= Short problem A =
In the passage on the NCN data management plan, reproduce word for word the part that begins at the words "The DMP should" and ends after the words "following NCN’s guidance.".

= Passage given =
The DMP should be completed in English; for MINIATURA calls, the DMP must be completed in Polish only.
Living document: Treat the DMP as a plan you update during the project and reflect in reports.
Data linked to publications: Share in trusted open repositories under clear licenses (CC0/CC BY 4.0 or equivalent openness), unless justified legal/ethical/commercial restrictions apply.
Retention: Keep data and/or essential documentation for a substantial period (typically up to ~10 years, per repository/policy recommendations).
At application: Fill in the NCN DMP section in the application system, following NCN’s guidance.
During the grant: Update your DMP internally when things change; report what was planned vs. delivered in annual/final reports.
At/after publication: Deposit the dataset and metadata in an open, trustworthy repository and link it to the publication.
New data and reuse of existing data Describe the types, sources, and volume of data you will create or reuse; note formats, collection/creation methods, and any third-party data (including access conditions).

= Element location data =
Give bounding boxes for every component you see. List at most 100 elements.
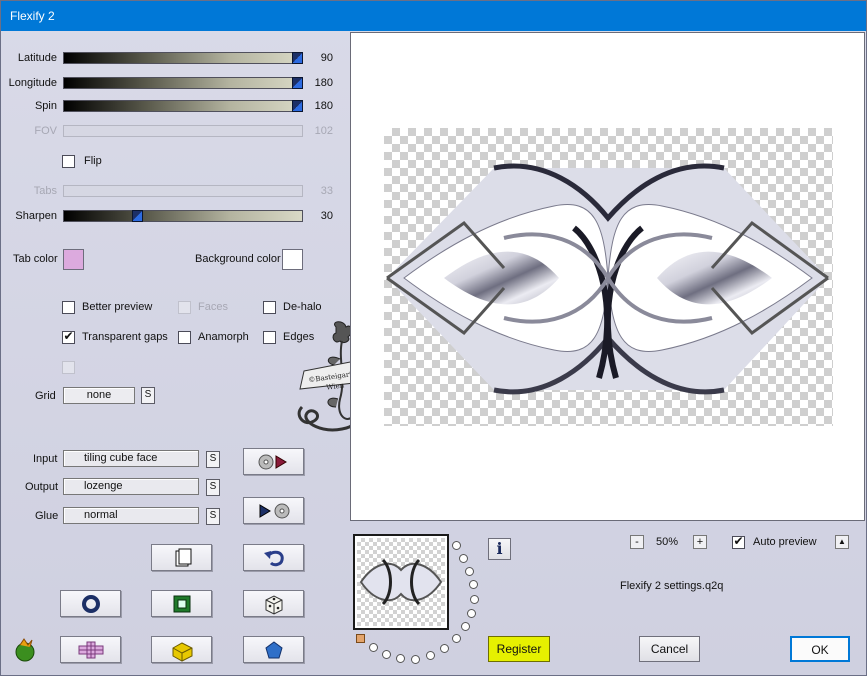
- tab-color-swatch[interactable]: [63, 249, 84, 270]
- save-preset-button[interactable]: [243, 497, 304, 524]
- navigator-preview-image: [359, 558, 443, 606]
- orbit-dot[interactable]: [426, 651, 435, 660]
- orbit-dot[interactable]: [467, 609, 476, 618]
- fov-slider: [63, 125, 303, 137]
- transparent-gaps-label: Transparent gaps: [82, 331, 168, 343]
- preview-canvas[interactable]: [350, 32, 865, 521]
- spin-slider-thumb[interactable]: [292, 100, 303, 112]
- title-bar: Flexify 2: [1, 1, 866, 31]
- orbit-dot[interactable]: [452, 541, 461, 550]
- background-color-label: Background color: [195, 253, 281, 265]
- copy-button[interactable]: [151, 544, 212, 571]
- pentagon-button[interactable]: [243, 636, 304, 663]
- grid-select[interactable]: none: [63, 387, 135, 404]
- ring-button[interactable]: [60, 590, 121, 617]
- sharpen-slider-thumb[interactable]: [132, 210, 143, 222]
- disabled-extra-checkbox: [62, 361, 75, 374]
- orbit-dot[interactable]: [469, 580, 478, 589]
- register-button[interactable]: Register: [488, 636, 550, 662]
- load-preset-button[interactable]: [243, 448, 304, 475]
- orbit-dot[interactable]: [470, 595, 479, 604]
- latitude-label: Latitude: [17, 52, 57, 64]
- check-mark-icon: ✔: [63, 329, 74, 343]
- output-s-button[interactable]: S: [206, 479, 220, 496]
- undo-button[interactable]: [243, 544, 304, 571]
- longitude-slider-thumb[interactable]: [292, 77, 303, 89]
- zoom-out-button[interactable]: -: [630, 535, 644, 549]
- orbit-dot[interactable]: [411, 655, 420, 664]
- input-s-button[interactable]: S: [206, 451, 220, 468]
- input-select[interactable]: tiling cube face: [63, 450, 199, 467]
- pink-cross-icon: [78, 641, 104, 659]
- orbit-dot[interactable]: [396, 654, 405, 663]
- longitude-value: 180: [314, 77, 333, 89]
- spin-label: Spin: [34, 100, 57, 112]
- ring-icon: [82, 595, 100, 613]
- latitude-slider-thumb[interactable]: [292, 52, 303, 64]
- undo-arrow-icon: [264, 550, 284, 567]
- cross-tabs-button[interactable]: [60, 636, 121, 663]
- flip-checkbox[interactable]: [62, 155, 75, 168]
- edges-checkbox[interactable]: [263, 331, 276, 344]
- latitude-value: 90: [320, 52, 333, 64]
- orbit-dot[interactable]: [369, 643, 378, 652]
- anamorph-label: Anamorph: [198, 331, 249, 343]
- info-button[interactable]: i: [488, 538, 511, 560]
- faces-label: Faces: [198, 301, 228, 313]
- pentagon-icon: [265, 641, 283, 659]
- spin-value: 180: [314, 100, 333, 112]
- auto-preview-checkbox[interactable]: ✔: [732, 534, 745, 549]
- spin-slider[interactable]: [63, 100, 303, 112]
- check-mark-icon: ✔: [733, 534, 744, 548]
- sharpen-value: 30: [320, 210, 333, 222]
- orbit-dot[interactable]: [382, 650, 391, 659]
- pages-icon: [175, 548, 192, 567]
- auto-preview-label: Auto preview: [753, 536, 817, 548]
- square-frame-icon: [173, 595, 191, 613]
- cancel-button[interactable]: Cancel: [639, 636, 700, 662]
- flip-label: Flip: [84, 155, 102, 167]
- orbit-start-marker[interactable]: [356, 634, 365, 643]
- grid-s-button[interactable]: S: [141, 387, 155, 404]
- output-label: Output: [25, 481, 59, 493]
- fov-label: FOV: [34, 125, 57, 137]
- cube-button[interactable]: [151, 636, 212, 663]
- preset-filename: Flexify 2 settings.q2q: [620, 580, 724, 592]
- cd-play-icon: [258, 454, 287, 470]
- de-halo-label: De-halo: [283, 301, 322, 313]
- orbit-dot[interactable]: [461, 622, 470, 631]
- anamorph-checkbox[interactable]: [178, 331, 191, 344]
- lozenge-preview-image: [386, 163, 829, 395]
- play-cd-icon: [259, 503, 290, 519]
- tab-color-label: Tab color: [13, 253, 58, 265]
- fov-value: 102: [314, 125, 333, 137]
- latitude-slider[interactable]: [63, 52, 303, 64]
- tabs-label: Tabs: [33, 185, 57, 197]
- input-label: Input: [33, 453, 58, 465]
- ok-button[interactable]: OK: [790, 636, 850, 662]
- glue-s-button[interactable]: S: [206, 508, 220, 525]
- better-preview-checkbox[interactable]: [62, 301, 75, 314]
- longitude-label: Longitude: [8, 77, 57, 89]
- frame-button[interactable]: [151, 590, 212, 617]
- glue-label: Glue: [35, 510, 59, 522]
- glue-select[interactable]: normal: [63, 507, 199, 524]
- orbit-dot[interactable]: [440, 644, 449, 653]
- flexify-dialog: Flexify 2 Latitude 90 Longitude 180 Spin…: [0, 0, 867, 676]
- tabs-value: 33: [320, 185, 333, 197]
- transparent-gaps-checkbox[interactable]: ✔: [62, 329, 75, 344]
- orbit-dot[interactable]: [459, 554, 468, 563]
- collapse-arrow-button[interactable]: ▲: [835, 535, 849, 549]
- output-select[interactable]: lozenge: [63, 478, 199, 495]
- orbit-dot[interactable]: [465, 567, 474, 576]
- de-halo-checkbox[interactable]: [263, 301, 276, 314]
- background-color-swatch[interactable]: [282, 249, 303, 270]
- random-button[interactable]: [243, 590, 304, 617]
- zoom-in-button[interactable]: +: [693, 535, 707, 549]
- longitude-slider[interactable]: [63, 77, 303, 89]
- orbit-dot[interactable]: [452, 634, 461, 643]
- sharpen-slider[interactable]: [63, 210, 303, 222]
- dice-icon: [265, 595, 283, 615]
- navigator-thumbnail[interactable]: [353, 534, 449, 630]
- grid-label: Grid: [35, 390, 56, 402]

= Short problem B =
Quote the lines of the records verbatim, starting at the line that has "- tab-color-swatch[interactable]: [63, 249, 84, 270]" and stopping after the line that has "- undo-arrow-icon: [264, 550, 284, 567]", with both of those lines included.

= Response A =
The DMP should be completed in English; for MINIATURA calls, the DMP must be completed in Polish only.
Living document: Treat the DMP as a plan you update during the project and reflect in reports.
Data linked to publications: Share in trusted open repositories under clear licenses (CC0/CC BY 4.0 or equivalent openness), unless justified legal/ethical/commercial restrictions apply.
Retention: Keep data and/or essential documentation for a substantial period (typically up to ~10 years, per repository/policy recommendations).
At application: Fill in the NCN DMP section in the application system, following NCN’s guidance.

= Response B =
- tab-color-swatch[interactable]: [63, 249, 84, 270]
- save-preset-button[interactable]: [243, 497, 304, 524]
- navigator-preview-image: [359, 558, 443, 606]
- orbit-dot[interactable]: [426, 651, 435, 660]
- orbit-dot[interactable]: [467, 609, 476, 618]
- fov-slider: [63, 125, 303, 137]
- transparent-gaps-label: Transparent gaps: [82, 331, 168, 343]
- preview-canvas[interactable]: [350, 32, 865, 521]
- spin-slider-thumb[interactable]: [292, 100, 303, 112]
- title-bar: Flexify 2: [1, 1, 866, 31]
- orbit-dot[interactable]: [452, 541, 461, 550]
- background-color-label: Background color: [195, 253, 281, 265]
- copy-button[interactable]: [151, 544, 212, 571]
- pentagon-button[interactable]: [243, 636, 304, 663]
- grid-select[interactable]: none: [63, 387, 135, 404]
- ring-button[interactable]: [60, 590, 121, 617]
- sharpen-slider-thumb[interactable]: [132, 210, 143, 222]
- disabled-extra-checkbox: [62, 361, 75, 374]
- orbit-dot[interactable]: [469, 580, 478, 589]
- register-button[interactable]: Register: [488, 636, 550, 662]
- load-preset-button[interactable]: [243, 448, 304, 475]
- orbit-dot[interactable]: [470, 595, 479, 604]
- latitude-label: Latitude: [17, 52, 57, 64]
- check-mark-icon: ✔: [63, 329, 74, 343]
- output-s-button[interactable]: S: [206, 479, 220, 496]
- undo-button[interactable]: [243, 544, 304, 571]
- longitude-slider-thumb[interactable]: [292, 77, 303, 89]
- zoom-out-button[interactable]: -: [630, 535, 644, 549]
- orbit-dot[interactable]: [411, 655, 420, 664]
- input-s-button[interactable]: S: [206, 451, 220, 468]
- input-select[interactable]: tiling cube face: [63, 450, 199, 467]
- pink-cross-icon: [78, 641, 104, 659]
- orbit-dot[interactable]: [396, 654, 405, 663]
- longitude-value: 180: [314, 77, 333, 89]
- spin-label: Spin: [34, 100, 57, 112]
- ring-icon: [82, 595, 100, 613]
- latitude-slider-thumb[interactable]: [292, 52, 303, 64]
- undo-arrow-icon: [264, 550, 284, 567]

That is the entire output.